● **Document transcript data**:
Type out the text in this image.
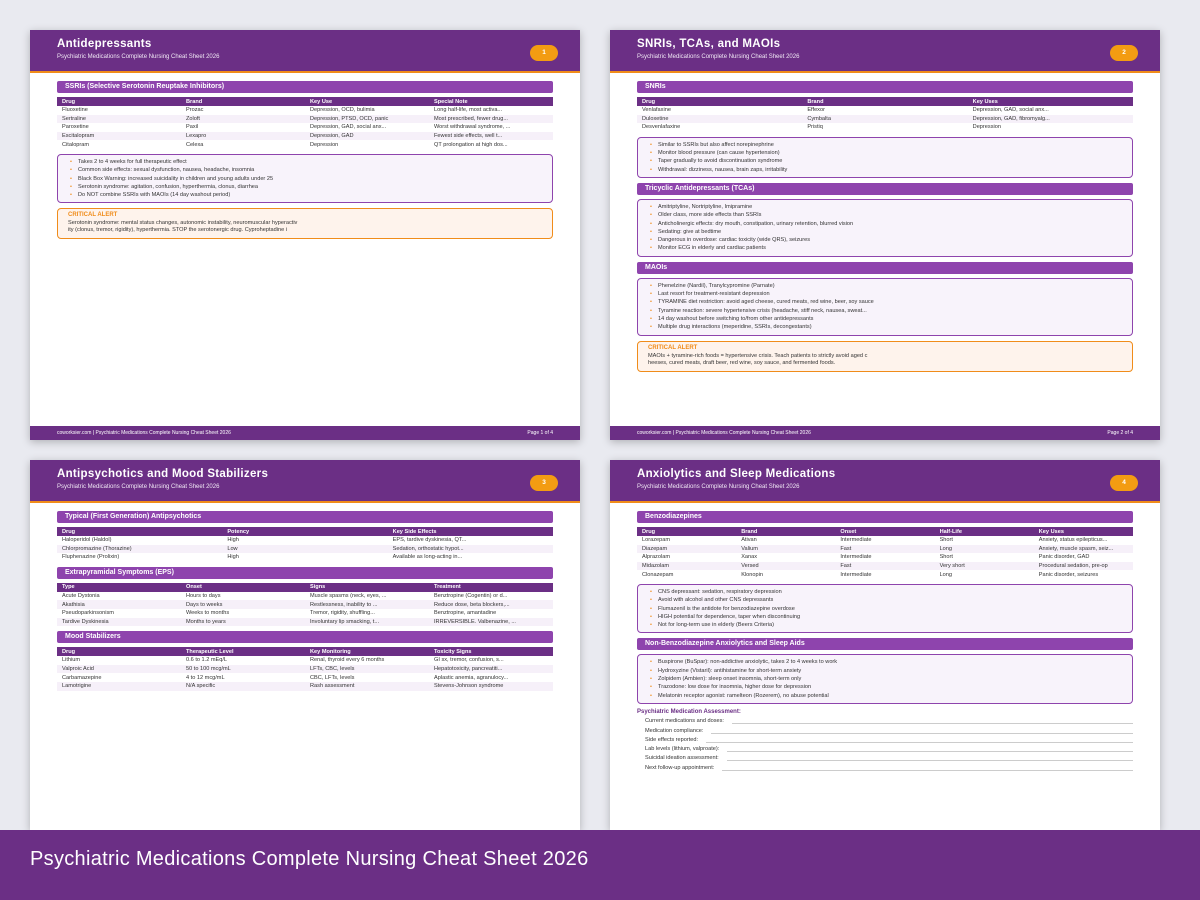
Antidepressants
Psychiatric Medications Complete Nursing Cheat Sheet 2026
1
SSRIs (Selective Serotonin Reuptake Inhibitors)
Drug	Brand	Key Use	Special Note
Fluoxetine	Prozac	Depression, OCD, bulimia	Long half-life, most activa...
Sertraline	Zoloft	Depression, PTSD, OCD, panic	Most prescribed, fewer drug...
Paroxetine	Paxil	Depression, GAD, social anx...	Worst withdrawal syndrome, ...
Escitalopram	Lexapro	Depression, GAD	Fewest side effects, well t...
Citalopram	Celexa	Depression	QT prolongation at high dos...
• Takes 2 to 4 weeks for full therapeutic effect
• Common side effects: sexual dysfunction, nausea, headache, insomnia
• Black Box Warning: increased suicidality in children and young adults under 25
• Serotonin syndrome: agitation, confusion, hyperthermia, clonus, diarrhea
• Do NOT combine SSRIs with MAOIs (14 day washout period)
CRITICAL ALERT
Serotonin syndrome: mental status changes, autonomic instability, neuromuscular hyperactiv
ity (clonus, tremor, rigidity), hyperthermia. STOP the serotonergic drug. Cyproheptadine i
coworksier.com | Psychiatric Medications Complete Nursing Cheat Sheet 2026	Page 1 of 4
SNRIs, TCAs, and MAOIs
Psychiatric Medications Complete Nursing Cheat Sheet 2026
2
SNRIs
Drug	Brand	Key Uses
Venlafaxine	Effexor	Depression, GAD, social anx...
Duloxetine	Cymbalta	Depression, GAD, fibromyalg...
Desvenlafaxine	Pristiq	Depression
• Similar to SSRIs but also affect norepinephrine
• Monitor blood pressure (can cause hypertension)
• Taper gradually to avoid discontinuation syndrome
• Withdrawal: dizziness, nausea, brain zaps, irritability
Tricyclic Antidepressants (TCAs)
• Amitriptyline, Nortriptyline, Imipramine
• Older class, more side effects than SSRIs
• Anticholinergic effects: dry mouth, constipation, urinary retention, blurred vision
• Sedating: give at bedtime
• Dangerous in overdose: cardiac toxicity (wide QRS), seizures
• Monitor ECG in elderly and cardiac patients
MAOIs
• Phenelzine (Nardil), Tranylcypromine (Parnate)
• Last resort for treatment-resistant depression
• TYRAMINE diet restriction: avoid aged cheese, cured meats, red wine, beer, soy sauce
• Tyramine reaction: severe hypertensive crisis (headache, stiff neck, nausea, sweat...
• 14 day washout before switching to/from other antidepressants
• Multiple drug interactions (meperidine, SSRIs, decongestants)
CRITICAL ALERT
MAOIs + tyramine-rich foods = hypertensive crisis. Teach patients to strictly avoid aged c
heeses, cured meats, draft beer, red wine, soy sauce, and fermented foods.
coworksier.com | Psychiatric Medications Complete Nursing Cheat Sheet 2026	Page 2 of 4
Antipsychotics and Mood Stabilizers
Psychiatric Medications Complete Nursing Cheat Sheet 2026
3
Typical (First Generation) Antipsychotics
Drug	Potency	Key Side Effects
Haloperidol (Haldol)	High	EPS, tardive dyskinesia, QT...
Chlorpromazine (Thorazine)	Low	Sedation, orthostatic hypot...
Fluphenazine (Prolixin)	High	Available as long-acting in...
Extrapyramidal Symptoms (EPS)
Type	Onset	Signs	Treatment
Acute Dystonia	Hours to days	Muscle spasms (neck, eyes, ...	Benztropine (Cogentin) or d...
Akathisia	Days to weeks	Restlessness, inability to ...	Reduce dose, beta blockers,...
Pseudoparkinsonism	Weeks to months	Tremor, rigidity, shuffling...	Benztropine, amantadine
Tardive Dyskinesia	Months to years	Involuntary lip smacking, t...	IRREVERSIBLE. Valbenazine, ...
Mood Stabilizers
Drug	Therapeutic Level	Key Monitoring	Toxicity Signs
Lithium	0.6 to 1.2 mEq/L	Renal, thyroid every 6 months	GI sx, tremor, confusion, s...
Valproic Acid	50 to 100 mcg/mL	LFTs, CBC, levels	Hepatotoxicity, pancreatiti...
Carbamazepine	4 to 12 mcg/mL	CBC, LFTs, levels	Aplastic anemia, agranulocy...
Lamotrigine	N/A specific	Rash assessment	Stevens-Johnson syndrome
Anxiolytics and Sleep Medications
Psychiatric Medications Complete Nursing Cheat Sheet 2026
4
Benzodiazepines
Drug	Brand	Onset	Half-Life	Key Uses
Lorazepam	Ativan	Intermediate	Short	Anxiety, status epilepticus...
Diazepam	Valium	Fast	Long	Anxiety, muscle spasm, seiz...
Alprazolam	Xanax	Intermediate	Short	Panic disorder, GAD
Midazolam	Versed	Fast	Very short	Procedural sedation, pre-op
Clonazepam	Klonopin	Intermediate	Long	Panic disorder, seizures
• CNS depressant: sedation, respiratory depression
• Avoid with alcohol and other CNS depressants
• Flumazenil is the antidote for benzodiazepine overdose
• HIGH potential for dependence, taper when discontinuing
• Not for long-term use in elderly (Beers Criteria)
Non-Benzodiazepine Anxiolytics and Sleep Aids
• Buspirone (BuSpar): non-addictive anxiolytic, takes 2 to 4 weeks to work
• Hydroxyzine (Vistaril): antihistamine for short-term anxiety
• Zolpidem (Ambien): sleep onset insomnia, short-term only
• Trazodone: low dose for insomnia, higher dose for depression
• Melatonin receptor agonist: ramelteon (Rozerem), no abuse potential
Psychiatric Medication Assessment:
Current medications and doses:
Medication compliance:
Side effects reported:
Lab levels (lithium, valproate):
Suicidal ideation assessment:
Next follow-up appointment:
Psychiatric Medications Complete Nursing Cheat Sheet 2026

● **Work to complete**:
For the string "disorder", give the number of lines in the entries that contain it, with no other words.

● **Response area**:
2